**Required task:** Each entry that follows is to be retyped exactly. Pictures do not belong in the copy.

Excerpts from a figure dataset:

-------

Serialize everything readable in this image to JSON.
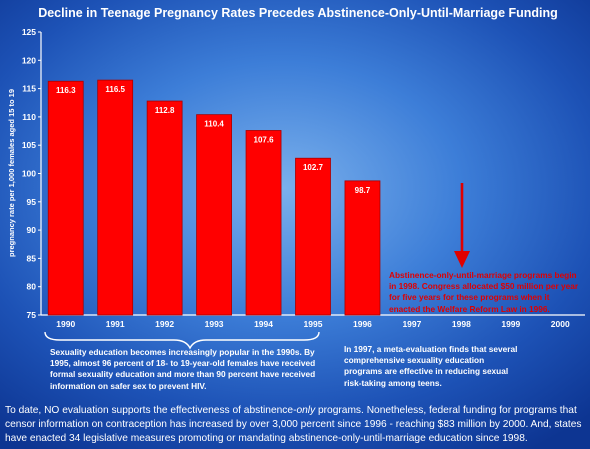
{
  "chart_data": {
    "type": "bar",
    "title": "Decline in Teenage Pregnancy Rates Precedes Abstinence-Only-Until-Marriage Funding",
    "ylabel": "pregnancy rate per 1,000 females aged 15 to 19",
    "xlabel": "",
    "categories": [
      "1990",
      "1991",
      "1992",
      "1993",
      "1994",
      "1995",
      "1996",
      "1997",
      "1998",
      "1999",
      "2000"
    ],
    "values": [
      116.3,
      116.5,
      112.8,
      110.4,
      107.6,
      102.7,
      98.7,
      null,
      null,
      null,
      null
    ],
    "labels": [
      "116.3",
      "116.5",
      "112.8",
      "110.4",
      "107.6",
      "102.7",
      "98.7"
    ],
    "ylim": [
      75,
      125
    ],
    "yticks": [
      75,
      80,
      85,
      90,
      95,
      100,
      105,
      110,
      115,
      120,
      125
    ],
    "grid": false,
    "bar_color": "#ff0000",
    "annotations": {
      "education_note": "Sexuality education becomes increasingly popular in the 1990s. By 1995, almost 96 percent of 18- to 19-year-old females have received formal sexuality education and more than 90 percent have received information on safer sex to prevent HIV.",
      "meta_note": "In 1997, a meta-evaluation finds that several comprehensive sexuality education programs are effective in reducing sexual risk-taking among teens.",
      "funding_note": "Abstinence-only-until-marriage programs begin in 1998. Congress allocated $50 million per year for five years for these programs when it enacted the Welfare Reform Law in 1996."
    }
  },
  "footer": {
    "part1": "To date, NO evaluation supports the effectiveness of abstinence-",
    "emph": "only",
    "part2": " programs. Nonetheless, federal funding for programs that censor information on contraception has increased by over 3,000 percent since 1996 - reaching $83 million by 2000. And, states have enacted 34 legislative measures promoting or mandating abstinence-only-until-marriage education since 1998."
  },
  "colors": {
    "background": "#3d7ed8",
    "bars": "#ff0000",
    "arrow": "#e00000",
    "text": "#ffffff"
  }
}
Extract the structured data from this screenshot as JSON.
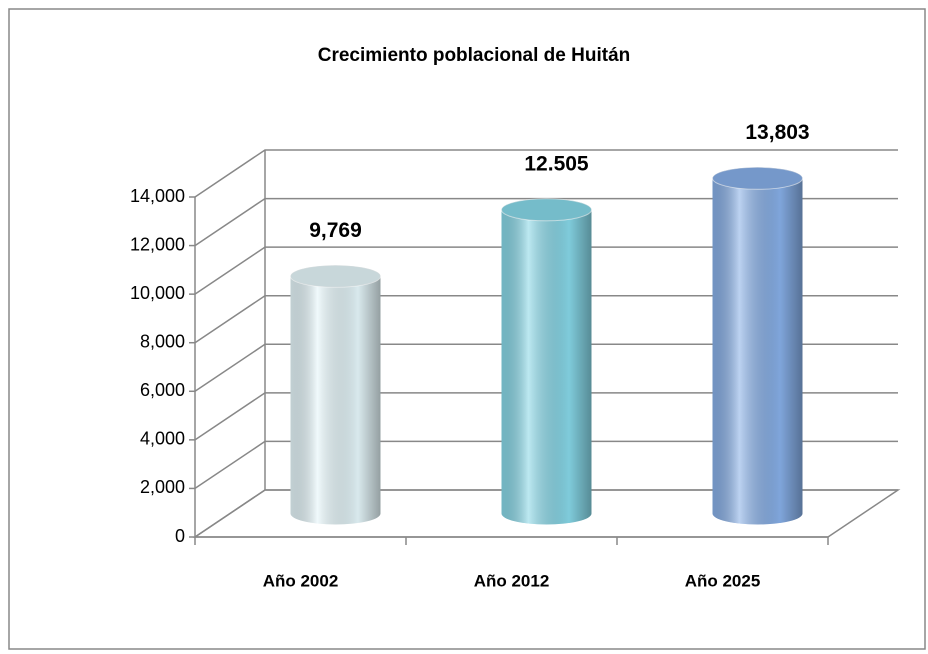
{
  "chart_data": {
    "type": "bar3d",
    "title": "Crecimiento poblacional de Huitán",
    "categories": [
      "Año 2002",
      "Año 2012",
      "Año 2025"
    ],
    "values": [
      9769,
      12505,
      13803
    ],
    "value_labels": [
      "9,769",
      "12.505",
      "13,803"
    ],
    "colors": [
      "#e4f5f9",
      "#86d6e6",
      "#86aee6"
    ],
    "ylim": [
      0,
      14000
    ],
    "yticks": [
      0,
      {
        "value": 2000,
        "label": "2,000"
      },
      {
        "value": 4000,
        "label": "4,000"
      },
      {
        "value": 6000,
        "label": "6,000"
      },
      {
        "value": 8000,
        "label": "8,000"
      },
      {
        "value": 10000,
        "label": "10,000"
      },
      {
        "value": 12000,
        "label": "12,000"
      },
      {
        "value": 14000,
        "label": "14,000"
      }
    ],
    "grid": true
  }
}
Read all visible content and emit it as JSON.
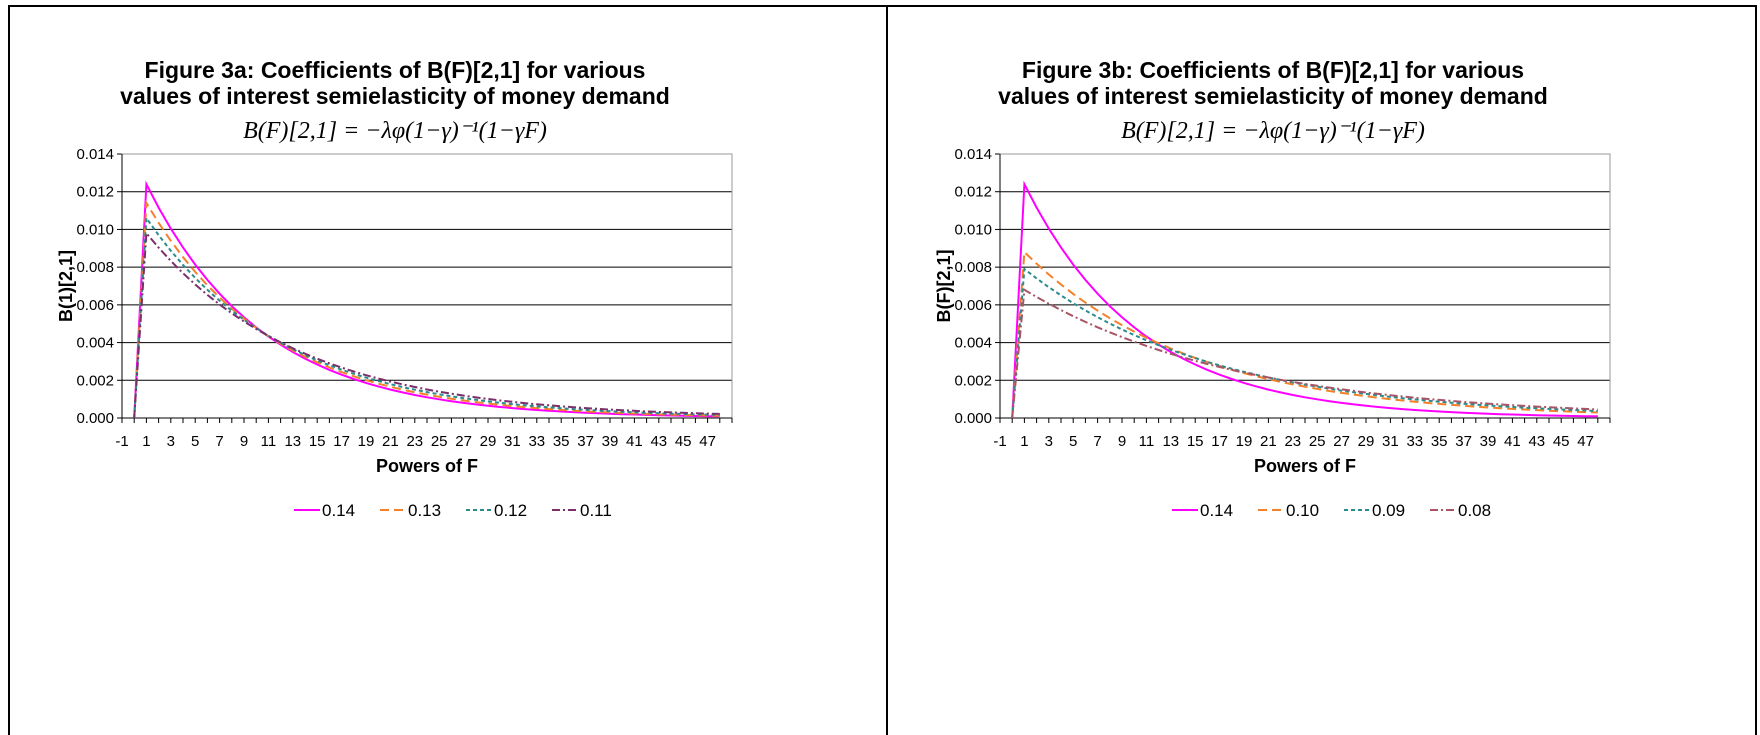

-------

**Solved exercise:**
Serialize everything readable in this image to JSON.
{
  "chart_data": {
    "type": "bar",
    "title": "Decline in Teenage Pregnancy Rates Precedes Abstinence-Only-Until-Marriage Funding",
    "ylabel": "pregnancy rate per 1,000 females aged 15 to 19",
    "xlabel": "",
    "categories": [
      "1990",
      "1991",
      "1992",
      "1993",
      "1994",
      "1995",
      "1996",
      "1997",
      "1998",
      "1999",
      "2000"
    ],
    "values": [
      116.3,
      116.5,
      112.8,
      110.4,
      107.6,
      102.7,
      98.7,
      null,
      null,
      null,
      null
    ],
    "labels": [
      "116.3",
      "116.5",
      "112.8",
      "110.4",
      "107.6",
      "102.7",
      "98.7"
    ],
    "ylim": [
      75,
      125
    ],
    "yticks": [
      75,
      80,
      85,
      90,
      95,
      100,
      105,
      110,
      115,
      120,
      125
    ],
    "grid": false,
    "bar_color": "#ff0000",
    "annotations": {
      "education_note": "Sexuality education becomes increasingly popular in the 1990s. By 1995, almost 96 percent of 18- to 19-year-old females have received formal sexuality education and more than 90 percent have received information on safer sex to prevent HIV.",
      "meta_note": "In 1997, a meta-evaluation finds that several comprehensive sexuality education programs are effective in reducing sexual risk-taking among teens.",
      "funding_note": "Abstinence-only-until-marriage programs begin in 1998. Congress allocated $50 million per year for five years for these programs when it enacted the Welfare Reform Law in 1996."
    }
  },
  "footer": {
    "part1": "To date, NO evaluation supports the effectiveness of abstinence-",
    "emph": "only",
    "part2": " programs. Nonetheless, federal funding for programs that censor information on contraception has increased by over 3,000 percent since 1996 - reaching $83 million by 2000. And, states have enacted 34 legislative measures promoting or mandating abstinence-only-until-marriage education since 1998."
  },
  "colors": {
    "background": "#3d7ed8",
    "bars": "#ff0000",
    "arrow": "#e00000",
    "text": "#ffffff"
  }
}
Extract the structured data from this screenshot as JSON.
{
  "chart_data": {
    "type": "bar3d",
    "title": "Crecimiento poblacional de Huitán",
    "categories": [
      "Año 2002",
      "Año 2012",
      "Año 2025"
    ],
    "values": [
      9769,
      12505,
      13803
    ],
    "value_labels": [
      "9,769",
      "12.505",
      "13,803"
    ],
    "colors": [
      "#e4f5f9",
      "#86d6e6",
      "#86aee6"
    ],
    "ylim": [
      0,
      14000
    ],
    "yticks": [
      0,
      {
        "value": 2000,
        "label": "2,000"
      },
      {
        "value": 4000,
        "label": "4,000"
      },
      {
        "value": 6000,
        "label": "6,000"
      },
      {
        "value": 8000,
        "label": "8,000"
      },
      {
        "value": 10000,
        "label": "10,000"
      },
      {
        "value": 12000,
        "label": "12,000"
      },
      {
        "value": 14000,
        "label": "14,000"
      }
    ],
    "grid": true
  }
}
Read all visible content and emit it as JSON.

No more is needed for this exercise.